Objective ▸
Please retype the lines of the data below, from the line containing "490, 197, 501]" through the line containing "442, 197, 453]", inclusive.
[Given data start]
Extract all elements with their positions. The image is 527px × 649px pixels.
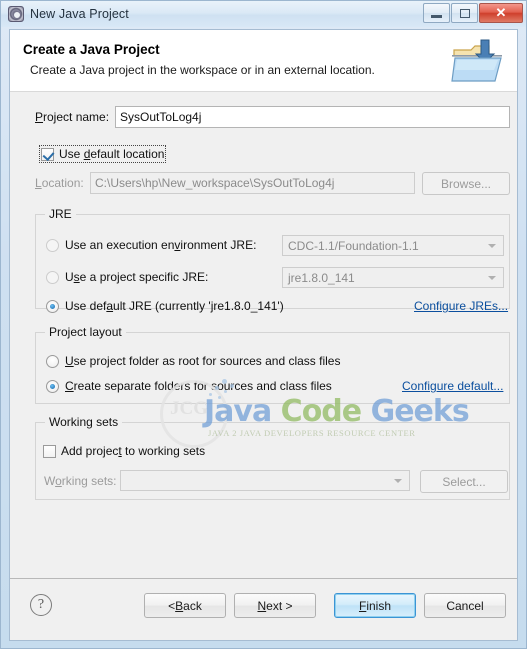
jre-group-title: JRE bbox=[45, 207, 76, 221]
window-title: New Java Project bbox=[30, 7, 129, 21]
jre-option-label: Use default JRE (currently 'jre1.8.0_141… bbox=[65, 299, 284, 313]
project-specific-jre-combo: jre1.8.0_141 bbox=[282, 267, 504, 288]
back-button[interactable]: < Back bbox=[144, 593, 226, 618]
jre-option-project-specific[interactable]: Use a project specific JRE: bbox=[46, 270, 208, 284]
title-bar: New Java Project ✕ bbox=[1, 1, 526, 27]
layout-option-project-folder[interactable]: Use project folder as root for sources a… bbox=[46, 354, 340, 368]
project-specific-jre-value: jre1.8.0_141 bbox=[288, 270, 355, 285]
working-sets-combo bbox=[120, 470, 410, 491]
browse-button: Browse... bbox=[422, 172, 510, 195]
layout-option-label: Create separate folders for sources and … bbox=[65, 379, 332, 393]
select-working-sets-button: Select... bbox=[420, 470, 508, 493]
project-name-value: SysOutToLog4j bbox=[120, 110, 202, 124]
radio-icon bbox=[46, 354, 59, 368]
jre-option-default[interactable]: Use default JRE (currently 'jre1.8.0_141… bbox=[46, 299, 284, 313]
chevron-down-icon bbox=[488, 243, 496, 248]
finish-button[interactable]: Finish bbox=[334, 593, 416, 618]
checkbox-icon bbox=[43, 444, 56, 458]
window-controls: ✕ bbox=[422, 3, 523, 23]
execution-environment-value: CDC-1.1/Foundation-1.1 bbox=[288, 238, 419, 253]
next-button[interactable]: Next > bbox=[234, 593, 316, 618]
page-title: Create a Java Project bbox=[23, 42, 160, 57]
radio-icon bbox=[46, 299, 59, 313]
location-input: C:\Users\hp\New_workspace\SysOutToLog4j bbox=[90, 172, 415, 194]
minimize-icon bbox=[431, 15, 442, 18]
project-name-input[interactable]: SysOutToLog4j bbox=[115, 106, 510, 128]
help-icon[interactable]: ? bbox=[30, 594, 52, 616]
project-layout-group-title: Project layout bbox=[45, 325, 126, 339]
layout-option-label: Use project folder as root for sources a… bbox=[65, 354, 341, 368]
radio-icon bbox=[46, 238, 59, 252]
dialog-footer: ? < Back Next > Finish Cancel bbox=[10, 578, 517, 640]
chevron-down-icon bbox=[488, 275, 496, 280]
use-default-location-checkbox[interactable]: Use default location bbox=[38, 145, 167, 163]
checkbox-icon bbox=[41, 147, 54, 161]
dialog-header: Create a Java Project Create a Java proj… bbox=[10, 30, 517, 92]
project-name-row: PProject name:roject name: bbox=[35, 110, 109, 124]
location-value: C:\Users\hp\New_workspace\SysOutToLog4j bbox=[95, 176, 335, 190]
jre-group: JRE bbox=[35, 207, 510, 309]
working-sets-label: Working sets: bbox=[44, 474, 117, 488]
configure-default-link[interactable]: Configure default... bbox=[402, 379, 503, 393]
radio-icon bbox=[46, 270, 59, 284]
dialog-content: PProject name:roject name: SysOutToLog4j… bbox=[10, 92, 517, 578]
configure-jres-link[interactable]: Configure JREs... bbox=[414, 299, 508, 313]
new-java-project-window: New Java Project ✕ Create a Java Project… bbox=[0, 0, 527, 649]
jre-option-label: Use an execution environment JRE: bbox=[65, 238, 257, 252]
minimize-button[interactable] bbox=[423, 3, 450, 23]
execution-environment-combo: CDC-1.1/Foundation-1.1 bbox=[282, 235, 504, 256]
close-button[interactable]: ✕ bbox=[479, 3, 523, 23]
use-default-location-label: Use default location bbox=[59, 147, 165, 161]
jre-option-label: Use a project specific JRE: bbox=[65, 270, 209, 284]
dialog-panel: Create a Java Project Create a Java proj… bbox=[9, 29, 518, 641]
project-layout-group: Project layout bbox=[35, 325, 510, 404]
cancel-button[interactable]: Cancel bbox=[424, 593, 506, 618]
working-sets-group-title: Working sets bbox=[45, 415, 123, 429]
add-project-to-working-sets-checkbox[interactable]: Add project to working sets bbox=[43, 444, 205, 458]
new-java-project-folder-icon bbox=[451, 39, 502, 82]
location-label: Location: bbox=[35, 176, 84, 190]
java-project-icon bbox=[8, 6, 24, 22]
chevron-down-icon bbox=[394, 478, 402, 483]
add-project-to-working-sets-label: Add project to working sets bbox=[61, 444, 206, 458]
layout-option-separate-folders[interactable]: Create separate folders for sources and … bbox=[46, 379, 332, 393]
maximize-button[interactable] bbox=[451, 3, 478, 23]
project-name-label: PProject name:roject name: bbox=[35, 110, 110, 124]
page-description: Create a Java project in the workspace o… bbox=[30, 63, 375, 77]
jre-option-execution-environment[interactable]: Use an execution environment JRE: bbox=[46, 238, 256, 252]
radio-icon bbox=[46, 379, 59, 393]
maximize-icon bbox=[459, 8, 470, 18]
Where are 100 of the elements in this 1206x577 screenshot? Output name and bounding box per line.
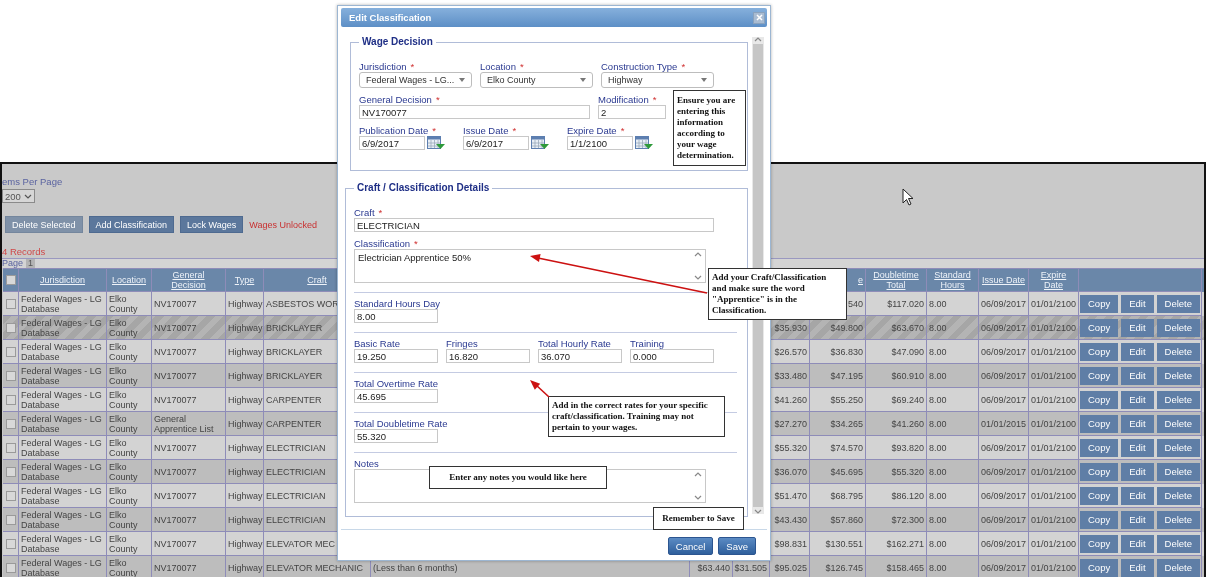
table-cell: NV170077	[154, 490, 197, 501]
table-cell: 01/01/2100	[1031, 346, 1077, 357]
table-cell: 06/09/2017	[981, 514, 1027, 525]
table-cell: 01/01/2100	[1031, 466, 1077, 477]
table-cell: 06/09/2017	[981, 562, 1027, 573]
table-cell: $27.270	[774, 418, 807, 429]
section-title: Craft / Classification Details	[356, 182, 491, 194]
table-cell: 06/09/2017	[981, 442, 1027, 453]
table-cell: 06/09/2017	[981, 394, 1027, 405]
table-cell: (Less than 6 months)	[373, 562, 458, 573]
table-cell: $49.800	[830, 322, 863, 333]
table-cell: Highway	[228, 466, 263, 477]
table-cell: $43.430	[774, 514, 807, 525]
table-cell: Highway	[228, 346, 263, 357]
table-cell: $72.300	[891, 514, 924, 525]
table-cell: 01/01/2100	[1031, 418, 1077, 429]
table-cell: 8.00	[929, 490, 947, 501]
field-label: Issue Date *	[463, 126, 518, 136]
table-cell: $51.470	[774, 490, 807, 501]
table-cell: $41.260	[774, 394, 807, 405]
table-cell: 8.00	[929, 418, 947, 429]
field-label: Construction Type *	[601, 62, 687, 72]
table-cell: $47.195	[830, 370, 863, 381]
table-cell-text: Elko County	[109, 461, 139, 482]
table-cell: 06/09/2017	[981, 370, 1027, 381]
table-cell: NV170077	[154, 346, 197, 357]
field-label: Total Doubletime Rate	[354, 419, 448, 429]
table-cell: NV170077	[154, 442, 197, 453]
callout-tooltip: Ensure you are entering this information according to your wage determination.	[673, 90, 746, 166]
table-cell: $95.025	[774, 562, 807, 573]
table-cell: NV170077	[154, 562, 197, 573]
table-cell: 01/01/2100	[1031, 442, 1077, 453]
table-cell: 01/01/2100	[1031, 322, 1077, 333]
table-cell: Highway	[228, 298, 263, 309]
table-cell: 8.00	[929, 514, 947, 525]
table-cell: $162.271	[886, 538, 924, 549]
table-cell: BRICKLAYER	[266, 346, 323, 357]
table-cell: $63.670	[891, 322, 924, 333]
field-label: Notes	[354, 459, 380, 469]
table-cell: BRICKLAYER	[266, 322, 323, 333]
table-cell: CARPENTER	[266, 394, 322, 405]
field-label: General Decision *	[359, 95, 441, 105]
table-cell-text: Federal Wages - LG Database	[21, 557, 103, 577]
table-cell-text: Elko County	[109, 509, 139, 530]
table-cell: 8.00	[929, 466, 947, 477]
table-cell: 06/09/2017	[981, 538, 1027, 549]
table-cell-text: General Apprentice List	[154, 413, 215, 434]
table-cell-text: Elko County	[109, 485, 139, 506]
table-cell: ELECTRICIAN	[266, 514, 326, 525]
table-cell: 01/01/2100	[1031, 538, 1077, 549]
table-cell: $35.930	[774, 322, 807, 333]
table-cell: $126.745	[825, 562, 863, 573]
table-cell: Highway	[228, 322, 263, 333]
table-cell: 540	[847, 298, 863, 309]
table-cell-text: Elko County	[109, 317, 139, 338]
table-cell: ELECTRICIAN	[266, 466, 326, 477]
field-label: Jurisdiction *	[359, 62, 416, 72]
table-cell: ELECTRICIAN	[266, 442, 326, 453]
table-cell-text: Federal Wages - LG Database	[21, 485, 103, 506]
record-count: 4 Records	[2, 246, 46, 258]
table-cell: Highway	[228, 514, 263, 525]
table-cell-text: Elko County	[109, 341, 139, 362]
table-cell-text: Elko County	[109, 389, 139, 410]
table-cell: 06/09/2017	[981, 466, 1027, 477]
table-cell: 01/01/2100	[1031, 514, 1077, 525]
field-label: Craft *	[354, 208, 384, 218]
table-cell: 06/09/2017	[981, 322, 1027, 333]
table-cell: $47.090	[891, 346, 924, 357]
section-title: Wage Decision	[361, 36, 434, 48]
table-cell-text: Federal Wages - LG Database	[21, 341, 103, 362]
callout-tooltip: Add your Craft/Classification and make sure the word "Apprentice" is in the Classification.	[708, 268, 847, 320]
table-cell: $158.465	[886, 562, 924, 573]
table-cell: NV170077	[154, 514, 197, 525]
table-cell: Highway	[228, 490, 263, 501]
table-cell: $33.480	[774, 370, 807, 381]
table-cell: 8.00	[929, 346, 947, 357]
table-cell-text: Federal Wages - LG Database	[21, 509, 103, 530]
table-cell: 01/01/2100	[1031, 490, 1077, 501]
items-per-page-label: ems Per Page	[2, 176, 63, 188]
table-cell: NV170077	[154, 298, 197, 309]
table-cell: $117.020	[887, 298, 924, 309]
table-cell: 8.00	[929, 322, 947, 333]
table-cell: $68.795	[830, 490, 863, 501]
table-cell: 01/01/2100	[1031, 562, 1077, 573]
table-cell: Highway	[228, 370, 263, 381]
table-cell-text: Elko County	[109, 365, 139, 386]
table-cell: 8.00	[929, 538, 947, 549]
table-cell: 8.00	[929, 562, 947, 573]
table-cell: Highway	[228, 442, 263, 453]
field-label: Fringes	[446, 339, 479, 349]
table-cell-text: Elko County	[109, 557, 139, 577]
table-cell: $34.265	[830, 418, 863, 429]
table-cell: BRICKLAYER	[266, 370, 323, 381]
table-cell-text: Elko County	[109, 293, 139, 314]
table-cell: NV170077	[154, 394, 197, 405]
table-cell: 8.00	[929, 370, 947, 381]
table-cell: NV170077	[154, 538, 197, 549]
table-cell: Highway	[228, 538, 263, 549]
callout-tooltip: Remember to Save	[653, 507, 744, 530]
table-cell: $36.830	[830, 346, 863, 357]
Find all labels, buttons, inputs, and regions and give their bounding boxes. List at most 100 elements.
[Given data end]
Task output ▸
table-cell: NV170077	[154, 490, 197, 501]
table-cell: 01/01/2100	[1031, 346, 1077, 357]
table-cell: 06/09/2017	[981, 514, 1027, 525]
table-cell: 01/01/2100	[1031, 466, 1077, 477]
table-cell: 06/09/2017	[981, 562, 1027, 573]
table-cell: $27.270	[774, 418, 807, 429]
section-title: Craft / Classification Details	[356, 182, 491, 194]
table-cell: 06/09/2017	[981, 442, 1027, 453]
table-cell: 06/09/2017	[981, 394, 1027, 405]
table-cell: (Less than 6 months)	[373, 562, 458, 573]
table-cell: $49.800	[830, 322, 863, 333]
table-cell: Highway	[228, 466, 263, 477]
table-cell: $43.430	[774, 514, 807, 525]
table-cell: Highway	[228, 346, 263, 357]
table-cell: $72.300	[891, 514, 924, 525]
table-cell: 01/01/2100	[1031, 418, 1077, 429]
table-cell: 8.00	[929, 490, 947, 501]
field-label: Issue Date *	[463, 126, 518, 136]
table-cell: $51.470	[774, 490, 807, 501]
table-cell: $41.260	[774, 394, 807, 405]
table-cell: 8.00	[929, 418, 947, 429]
field-label: Construction Type *	[601, 62, 687, 72]
table-cell: $47.195	[830, 370, 863, 381]
table-cell-text: Elko County	[109, 461, 139, 482]
table-cell: 06/09/2017	[981, 370, 1027, 381]
table-cell: NV170077	[154, 346, 197, 357]
field-label: Total Doubletime Rate	[354, 419, 448, 429]
table-cell: NV170077	[154, 442, 197, 453]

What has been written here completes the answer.